_AUSGEWÄHLTER TEXTAUSZUG_:
Es weckt Erinnerungen ‒ Ausstellung im Stadtmuseum Bremgarten mit Fotografien des Bremgarter Fotografen Willi Wettstein. Sein Neffe Alois Stutz macht dies mit seinem Archiv möglich.
Es ist keine Selbstverständlichkeit, dass jemand noch Zeit findet und die Bedeutung eines solchen Archivs richtig einschätzt und so ein unschätzbares Gut an kulturgeschichtlicher Erinnerung sichtbar macht. Im Gespräch ist der Bremgarter Fotograf Willi Wettstein (1902 bis 1982), der während mehr als einem halben Jahrhundert in Bremgarten alles fotografierte und sein Neffe Alois Stutz, auch ein passionierter Fotograf, der das Schaffen akribisch ordnete und zu einem einmaligen Archiv zusammenführte. Im Gespräch meinte Alois Stutz: «Ich war der Einzige, der in Bezug auf die Bilder im Atelier von meinem Onkel (Willi Wettstein) aufräumen durfte.» Das sei ihm immer sehr wichtig gewesen, denn sein Onkel habe 50 Jahre Geschichte und Leben von Bremgarten fotografisch festgehalten. Willi Wettstein hinterlasse rund 5000 Aufnahmen, die jede Einzelne für sich eine Geschichte aus der Zeit zwischen 1920 und 1970 zu erzählen wisse. «Ein solches kreatives Erbe müsse man einfach pflegen und erhalten», meinte Alois Stutz.

_EINTRÄGE IM DATENSATZ_:

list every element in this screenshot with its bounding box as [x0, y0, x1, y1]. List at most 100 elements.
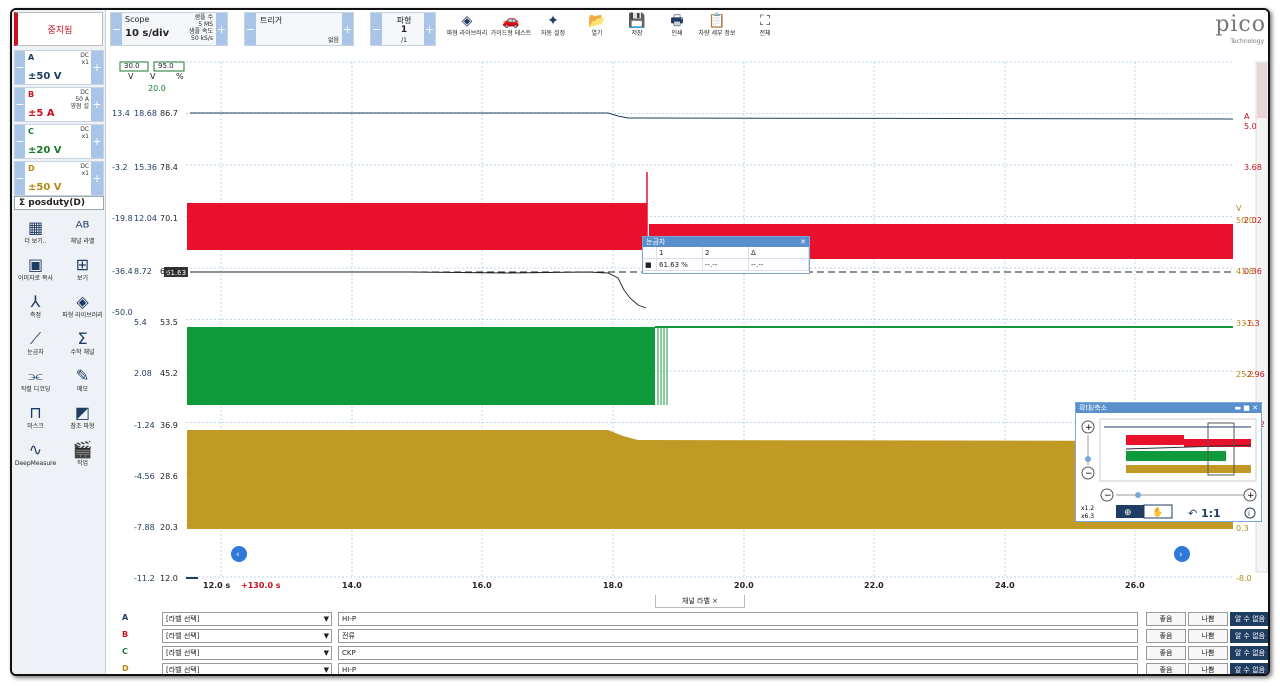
* * *
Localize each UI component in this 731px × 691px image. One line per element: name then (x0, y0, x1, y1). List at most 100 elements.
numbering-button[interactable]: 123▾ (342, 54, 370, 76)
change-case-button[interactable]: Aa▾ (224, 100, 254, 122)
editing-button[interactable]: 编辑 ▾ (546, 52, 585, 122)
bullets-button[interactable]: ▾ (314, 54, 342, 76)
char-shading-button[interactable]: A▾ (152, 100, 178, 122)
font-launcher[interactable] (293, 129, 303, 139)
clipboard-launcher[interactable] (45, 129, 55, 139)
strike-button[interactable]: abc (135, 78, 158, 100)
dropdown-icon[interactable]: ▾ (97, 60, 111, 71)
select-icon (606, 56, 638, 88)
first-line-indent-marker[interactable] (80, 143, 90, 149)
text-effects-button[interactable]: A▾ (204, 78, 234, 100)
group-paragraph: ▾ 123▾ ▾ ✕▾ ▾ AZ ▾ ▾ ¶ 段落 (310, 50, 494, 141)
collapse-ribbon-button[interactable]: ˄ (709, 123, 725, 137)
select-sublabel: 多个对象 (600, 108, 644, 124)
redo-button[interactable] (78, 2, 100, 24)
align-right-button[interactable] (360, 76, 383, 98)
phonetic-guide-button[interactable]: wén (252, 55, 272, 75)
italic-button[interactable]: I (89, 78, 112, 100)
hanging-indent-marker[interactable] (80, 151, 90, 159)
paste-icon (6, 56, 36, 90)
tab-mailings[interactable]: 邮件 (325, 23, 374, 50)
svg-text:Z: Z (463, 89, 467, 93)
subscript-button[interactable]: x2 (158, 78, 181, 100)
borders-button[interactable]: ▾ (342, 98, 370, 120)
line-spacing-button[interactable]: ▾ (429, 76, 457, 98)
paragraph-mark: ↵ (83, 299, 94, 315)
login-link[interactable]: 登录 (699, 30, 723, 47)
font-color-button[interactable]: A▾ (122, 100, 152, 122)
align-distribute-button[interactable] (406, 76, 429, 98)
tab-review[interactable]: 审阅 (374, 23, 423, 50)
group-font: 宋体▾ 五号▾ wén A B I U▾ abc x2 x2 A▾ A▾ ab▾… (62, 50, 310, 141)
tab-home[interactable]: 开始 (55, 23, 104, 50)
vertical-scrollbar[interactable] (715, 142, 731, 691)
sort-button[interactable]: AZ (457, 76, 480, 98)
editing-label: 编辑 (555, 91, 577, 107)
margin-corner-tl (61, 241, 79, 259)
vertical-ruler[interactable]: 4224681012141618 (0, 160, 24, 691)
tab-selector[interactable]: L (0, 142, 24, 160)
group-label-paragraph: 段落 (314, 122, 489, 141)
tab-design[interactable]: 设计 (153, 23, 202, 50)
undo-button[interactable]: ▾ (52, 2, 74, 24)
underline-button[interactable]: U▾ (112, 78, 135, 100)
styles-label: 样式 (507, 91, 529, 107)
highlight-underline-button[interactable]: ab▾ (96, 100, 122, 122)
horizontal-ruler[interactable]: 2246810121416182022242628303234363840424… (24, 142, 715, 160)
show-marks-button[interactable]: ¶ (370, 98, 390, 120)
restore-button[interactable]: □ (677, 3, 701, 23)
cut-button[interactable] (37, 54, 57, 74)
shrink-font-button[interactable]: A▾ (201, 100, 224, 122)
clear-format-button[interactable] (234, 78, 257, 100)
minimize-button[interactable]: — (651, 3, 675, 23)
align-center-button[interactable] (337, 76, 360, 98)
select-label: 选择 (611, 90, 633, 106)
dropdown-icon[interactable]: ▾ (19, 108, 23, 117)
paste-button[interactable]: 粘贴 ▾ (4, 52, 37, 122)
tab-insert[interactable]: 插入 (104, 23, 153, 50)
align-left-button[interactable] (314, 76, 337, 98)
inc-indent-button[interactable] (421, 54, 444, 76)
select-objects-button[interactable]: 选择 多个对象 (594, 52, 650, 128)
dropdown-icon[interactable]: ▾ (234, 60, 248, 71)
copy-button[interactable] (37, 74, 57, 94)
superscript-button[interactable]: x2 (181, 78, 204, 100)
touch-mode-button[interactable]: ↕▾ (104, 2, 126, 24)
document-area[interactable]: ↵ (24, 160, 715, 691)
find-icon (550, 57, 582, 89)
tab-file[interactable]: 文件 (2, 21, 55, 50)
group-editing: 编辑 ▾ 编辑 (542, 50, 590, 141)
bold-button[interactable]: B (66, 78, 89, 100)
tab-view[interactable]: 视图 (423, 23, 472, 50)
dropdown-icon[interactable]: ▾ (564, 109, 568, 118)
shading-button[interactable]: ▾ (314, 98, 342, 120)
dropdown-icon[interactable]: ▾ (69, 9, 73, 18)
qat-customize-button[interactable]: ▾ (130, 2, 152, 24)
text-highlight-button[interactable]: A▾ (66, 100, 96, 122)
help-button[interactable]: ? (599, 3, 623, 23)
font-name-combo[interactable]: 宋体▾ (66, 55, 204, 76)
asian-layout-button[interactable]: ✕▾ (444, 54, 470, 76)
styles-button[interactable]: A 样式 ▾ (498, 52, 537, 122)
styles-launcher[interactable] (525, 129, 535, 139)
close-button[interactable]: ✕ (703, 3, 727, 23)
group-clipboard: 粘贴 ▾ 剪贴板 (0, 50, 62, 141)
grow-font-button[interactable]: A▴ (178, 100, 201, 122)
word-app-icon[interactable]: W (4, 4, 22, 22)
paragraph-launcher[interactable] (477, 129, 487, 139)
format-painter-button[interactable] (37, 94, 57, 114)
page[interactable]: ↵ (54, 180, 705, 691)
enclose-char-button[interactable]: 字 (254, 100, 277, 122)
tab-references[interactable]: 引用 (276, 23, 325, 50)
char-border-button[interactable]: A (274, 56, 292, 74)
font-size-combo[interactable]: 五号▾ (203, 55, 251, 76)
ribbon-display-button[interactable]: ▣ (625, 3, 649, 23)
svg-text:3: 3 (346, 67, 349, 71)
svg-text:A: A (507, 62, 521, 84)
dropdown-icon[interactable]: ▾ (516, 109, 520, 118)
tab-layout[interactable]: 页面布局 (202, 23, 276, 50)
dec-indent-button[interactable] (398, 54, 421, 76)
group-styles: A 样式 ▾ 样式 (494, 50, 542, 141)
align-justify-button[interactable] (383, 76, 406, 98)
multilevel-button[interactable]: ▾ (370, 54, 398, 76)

_AUFGABEN_:
A) Tausche im Textauszug über Willi Wettstein „Ausstellung“ gegen „Schau“ und gib den Abschnitt von „Es weckt Erinnerungen“ bis einschließlich „seinem Archiv möglich.“ wieder.
B) Greif den Textauszug über Willi Wettstein an seinem Ende auf und schreib ihn weiter.
Die Einträge stammen aus einer anderen Quelle.

_LÖSUNGEN_:
A)
Es weckt Erinnerungen ‒ Schau im Stadtmuseum Bremgarten mit Fotografien des Bremgarter Fotografen Willi Wettstein. Sein Neffe Alois Stutz macht dies mit seinem Archiv möglich.

B)
Er hinterlässt seine Spuren
Die Fotografie habe seinen Onkel schon in den Jugendjahren begleitet, erinnert sich Alois Stutz. Im Kloster Einsiedeln, wo er die Matura absolvierte, war er der Hoffotograf des Klosters. Und während seines Theologiestudiums in Luzern liess ihn die Passion der Fotografie nicht los. Dies habe dazu geführt, dass sich Willi Wettstein letztlich für die Berufswelt der Fotografie entschied. Dies sehr zum Ärger der kirchlichen Obrigkeit, fällte er doch diesen entscheidenden Entschluss erst kurz vor der anstehenden Primiz ‒ das heisst, Willi Wettstein wurde Fotograf und nicht Pfarrer. Im Jahre 1929 richtete er mit seiner Frau Maria von Moos Am Bogen 10 in Bremgarten zusammen mit der Papeterie und Buchbinderei von Josef Schifferli sein Fotogeschäft ein. Die Rollen waren verteilt ‒ seine Frau führte den Laden und die Buchhaltung und Willi Wettstein war zuständig für das Fotografieren, die Einrahmungen und das Buchbinden.
Sein Onkel sei auch handwerklich sehr begabt gewesen, erzählte Alois Stutz, was man von ihm selber nicht sagen könne. So habe Willi Wettstein die Atelier-Kamera für Porträtbilder so umgebaut, dass sich der Porträtierte im Spiegel sehen konnte, ob denn der Gesichtsausdruck auch stimme und der Fotograf sah durch ein Sichtrohr auf das Sujet, damit der zu Fotografierende nicht durch ihn abgelenkt wurde. Aber seine Experimentierfreudigkeit ging noch viel weiter. Im Jahre 1920 erstellte er zum Beispiel das erste Panoramabild der Stadt vom Kirchenturm aus gesehen. Das Festhalten des Motives auf dem Bild habe ihm aber nicht genügt, sein Onkel habe auch gleich die Panoramakamera, die dazu nötig war, selber gebaut.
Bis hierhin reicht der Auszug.